• **SET EXERCISE**: Repeat all entries exactly.

-*-

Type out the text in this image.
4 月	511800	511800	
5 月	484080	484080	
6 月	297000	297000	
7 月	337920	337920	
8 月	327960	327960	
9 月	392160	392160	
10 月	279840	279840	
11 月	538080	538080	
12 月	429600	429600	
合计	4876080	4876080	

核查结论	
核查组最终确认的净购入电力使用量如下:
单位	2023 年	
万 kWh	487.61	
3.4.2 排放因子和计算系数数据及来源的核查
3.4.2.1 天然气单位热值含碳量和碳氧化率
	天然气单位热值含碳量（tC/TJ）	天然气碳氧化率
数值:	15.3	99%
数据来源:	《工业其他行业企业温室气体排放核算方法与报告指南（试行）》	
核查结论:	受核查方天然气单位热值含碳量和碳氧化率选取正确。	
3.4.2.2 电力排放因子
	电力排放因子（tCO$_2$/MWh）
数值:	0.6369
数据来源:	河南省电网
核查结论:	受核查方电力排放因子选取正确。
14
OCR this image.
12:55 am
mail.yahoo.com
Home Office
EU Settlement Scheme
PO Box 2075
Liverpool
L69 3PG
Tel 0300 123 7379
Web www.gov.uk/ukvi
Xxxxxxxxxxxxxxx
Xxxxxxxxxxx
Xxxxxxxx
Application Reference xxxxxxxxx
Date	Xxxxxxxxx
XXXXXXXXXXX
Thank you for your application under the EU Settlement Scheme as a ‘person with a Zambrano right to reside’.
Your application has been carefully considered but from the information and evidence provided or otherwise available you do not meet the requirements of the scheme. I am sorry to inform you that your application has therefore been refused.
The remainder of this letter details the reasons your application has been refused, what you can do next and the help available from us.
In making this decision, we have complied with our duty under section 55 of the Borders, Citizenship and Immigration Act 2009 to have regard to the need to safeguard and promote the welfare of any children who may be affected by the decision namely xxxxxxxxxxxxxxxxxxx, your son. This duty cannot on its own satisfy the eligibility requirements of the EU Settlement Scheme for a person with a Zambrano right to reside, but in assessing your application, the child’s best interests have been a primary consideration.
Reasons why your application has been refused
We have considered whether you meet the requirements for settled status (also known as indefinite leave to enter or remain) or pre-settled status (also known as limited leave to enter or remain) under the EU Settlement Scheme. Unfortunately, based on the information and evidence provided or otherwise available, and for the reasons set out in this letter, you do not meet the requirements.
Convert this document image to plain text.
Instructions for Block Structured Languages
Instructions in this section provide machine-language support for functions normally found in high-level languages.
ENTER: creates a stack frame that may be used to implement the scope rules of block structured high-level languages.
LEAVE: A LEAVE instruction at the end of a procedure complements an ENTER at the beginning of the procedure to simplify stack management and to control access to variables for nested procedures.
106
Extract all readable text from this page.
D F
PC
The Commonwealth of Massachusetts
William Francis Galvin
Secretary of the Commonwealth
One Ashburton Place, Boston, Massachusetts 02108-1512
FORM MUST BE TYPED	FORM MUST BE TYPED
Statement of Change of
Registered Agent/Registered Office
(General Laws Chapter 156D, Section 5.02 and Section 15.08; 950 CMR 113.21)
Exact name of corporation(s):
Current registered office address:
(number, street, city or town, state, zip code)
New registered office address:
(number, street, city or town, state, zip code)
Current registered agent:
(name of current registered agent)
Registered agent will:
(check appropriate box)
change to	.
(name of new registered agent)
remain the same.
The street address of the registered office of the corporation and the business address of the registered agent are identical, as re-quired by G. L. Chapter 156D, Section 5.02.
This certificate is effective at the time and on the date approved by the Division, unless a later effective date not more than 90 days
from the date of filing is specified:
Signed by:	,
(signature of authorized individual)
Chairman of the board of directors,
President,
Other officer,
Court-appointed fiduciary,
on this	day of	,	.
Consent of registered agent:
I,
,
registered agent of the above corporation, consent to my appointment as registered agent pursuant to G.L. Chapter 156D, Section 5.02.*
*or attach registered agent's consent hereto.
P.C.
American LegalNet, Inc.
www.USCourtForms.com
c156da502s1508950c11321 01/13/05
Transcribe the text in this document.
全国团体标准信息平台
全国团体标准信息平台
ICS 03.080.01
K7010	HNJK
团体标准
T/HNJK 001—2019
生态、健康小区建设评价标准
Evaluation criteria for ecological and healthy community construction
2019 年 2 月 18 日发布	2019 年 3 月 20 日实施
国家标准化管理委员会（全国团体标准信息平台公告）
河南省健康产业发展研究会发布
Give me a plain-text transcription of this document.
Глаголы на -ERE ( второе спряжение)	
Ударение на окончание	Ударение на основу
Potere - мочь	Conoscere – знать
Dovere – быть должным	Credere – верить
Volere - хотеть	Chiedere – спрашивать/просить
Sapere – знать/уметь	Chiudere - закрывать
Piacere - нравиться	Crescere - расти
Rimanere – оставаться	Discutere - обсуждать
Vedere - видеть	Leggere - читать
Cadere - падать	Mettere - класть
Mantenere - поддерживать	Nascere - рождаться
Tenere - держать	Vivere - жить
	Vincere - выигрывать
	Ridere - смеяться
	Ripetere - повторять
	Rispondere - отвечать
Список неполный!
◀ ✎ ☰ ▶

-*-

• **TASK RESULT**:
Type out the text in this image.
4 月	511800	511800	
5 月	484080	484080	
6 月	297000	297000	
7 月	337920	337920	
8 月	327960	327960	
9 月	392160	392160	
10 月	279840	279840	
11 月	538080	538080	
12 月	429600	429600	
合计	4876080	4876080	

核查结论	
核查组最终确认的净购入电力使用量如下:
单位	2023 年	
万 kWh	487.61	
3.4.2 排放因子和计算系数数据及来源的核查
3.4.2.1 天然气单位热值含碳量和碳氧化率
	天然气单位热值含碳量（tC/TJ）	天然气碳氧化率
数值:	15.3	99%
数据来源:	《工业其他行业企业温室气体排放核算方法与报告指南（试行）》	
核查结论:	受核查方天然气单位热值含碳量和碳氧化率选取正确。	
3.4.2.2 电力排放因子
	电力排放因子（tCO$_2$/MWh）
数值:	0.6369
数据来源:	河南省电网
核查结论:	受核查方电力排放因子选取正确。
14
OCR this image.
12:55 am
mail.yahoo.com
Home Office
EU Settlement Scheme
PO Box 2075
Liverpool
L69 3PG
Tel 0300 123 7379
Web www.gov.uk/ukvi
Xxxxxxxxxxxxxxx
Xxxxxxxxxxx
Xxxxxxxx
Application Reference xxxxxxxxx
Date	Xxxxxxxxx
XXXXXXXXXXX
Thank you for your application under the EU Settlement Scheme as a ‘person with a Zambrano right to reside’.
Your application has been carefully considered but from the information and evidence provided or otherwise available you do not meet the requirements of the scheme. I am sorry to inform you that your application has therefore been refused.
The remainder of this letter details the reasons your application has been refused, what you can do next and the help available from us.
In making this decision, we have complied with our duty under section 55 of the Borders, Citizenship and Immigration Act 2009 to have regard to the need to safeguard and promote the welfare of any children who may be affected by the decision namely xxxxxxxxxxxxxxxxxxx, your son. This duty cannot on its own satisfy the eligibility requirements of the EU Settlement Scheme for a person with a Zambrano right to reside, but in assessing your application, the child’s best interests have been a primary consideration.
Reasons why your application has been refused
We have considered whether you meet the requirements for settled status (also known as indefinite leave to enter or remain) or pre-settled status (also known as limited leave to enter or remain) under the EU Settlement Scheme. Unfortunately, based on the information and evidence provided or otherwise available, and for the reasons set out in this letter, you do not meet the requirements.
Convert this document image to plain text.
Instructions for Block Structured Languages
Instructions in this section provide machine-language support for functions normally found in high-level languages.
ENTER: creates a stack frame that may be used to implement the scope rules of block structured high-level languages.
LEAVE: A LEAVE instruction at the end of a procedure complements an ENTER at the beginning of the procedure to simplify stack management and to control access to variables for nested procedures.
106
Extract all readable text from this page.
D F
PC
The Commonwealth of Massachusetts
William Francis Galvin
Secretary of the Commonwealth
One Ashburton Place, Boston, Massachusetts 02108-1512
FORM MUST BE TYPED	FORM MUST BE TYPED
Statement of Change of
Registered Agent/Registered Office
(General Laws Chapter 156D, Section 5.02 and Section 15.08; 950 CMR 113.21)
Exact name of corporation(s):
Current registered office address:
(number, street, city or town, state, zip code)
New registered office address:
(number, street, city or town, state, zip code)
Current registered agent:
(name of current registered agent)
Registered agent will:
(check appropriate box)
change to	.
(name of new registered agent)
remain the same.
The street address of the registered office of the corporation and the business address of the registered agent are identical, as re-quired by G. L. Chapter 156D, Section 5.02.
This certificate is effective at the time and on the date approved by the Division, unless a later effective date not more than 90 days
from the date of filing is specified:
Signed by:	,
(signature of authorized individual)
Chairman of the board of directors,
President,
Other officer,
Court-appointed fiduciary,
on this	day of	,	.
Consent of registered agent:
I,
,
registered agent of the above corporation, consent to my appointment as registered agent pursuant to G.L. Chapter 156D, Section 5.02.*
*or attach registered agent's consent hereto.
P.C.
American LegalNet, Inc.
www.USCourtForms.com
c156da502s1508950c11321 01/13/05
Transcribe the text in this document.
全国团体标准信息平台
全国团体标准信息平台
ICS 03.080.01
K7010	HNJK
团体标准
T/HNJK 001—2019
生态、健康小区建设评价标准
Evaluation criteria for ecological and healthy community construction
2019 年 2 月 18 日发布	2019 年 3 月 20 日实施
国家标准化管理委员会（全国团体标准信息平台公告）
河南省健康产业发展研究会发布
Give me a plain-text transcription of this document.
Глаголы на -ERE ( второе спряжение)	
Ударение на окончание	Ударение на основу
Potere - мочь	Conoscere – знать
Dovere – быть должным	Credere – верить
Volere - хотеть	Chiedere – спрашивать/просить
Sapere – знать/уметь	Chiudere - закрывать
Piacere - нравиться	Crescere - расти
Rimanere – оставаться	Discutere - обсуждать
Vedere - видеть	Leggere - читать
Cadere - падать	Mettere - класть
Mantenere - поддерживать	Nascere - рождаться
Tenere - держать	Vivere - жить
	Vincere - выигрывать
	Ridere - смеяться
	Ripetere - повторять
	Rispondere - отвечать
Список неполный!
◀ ✎ ☰ ▶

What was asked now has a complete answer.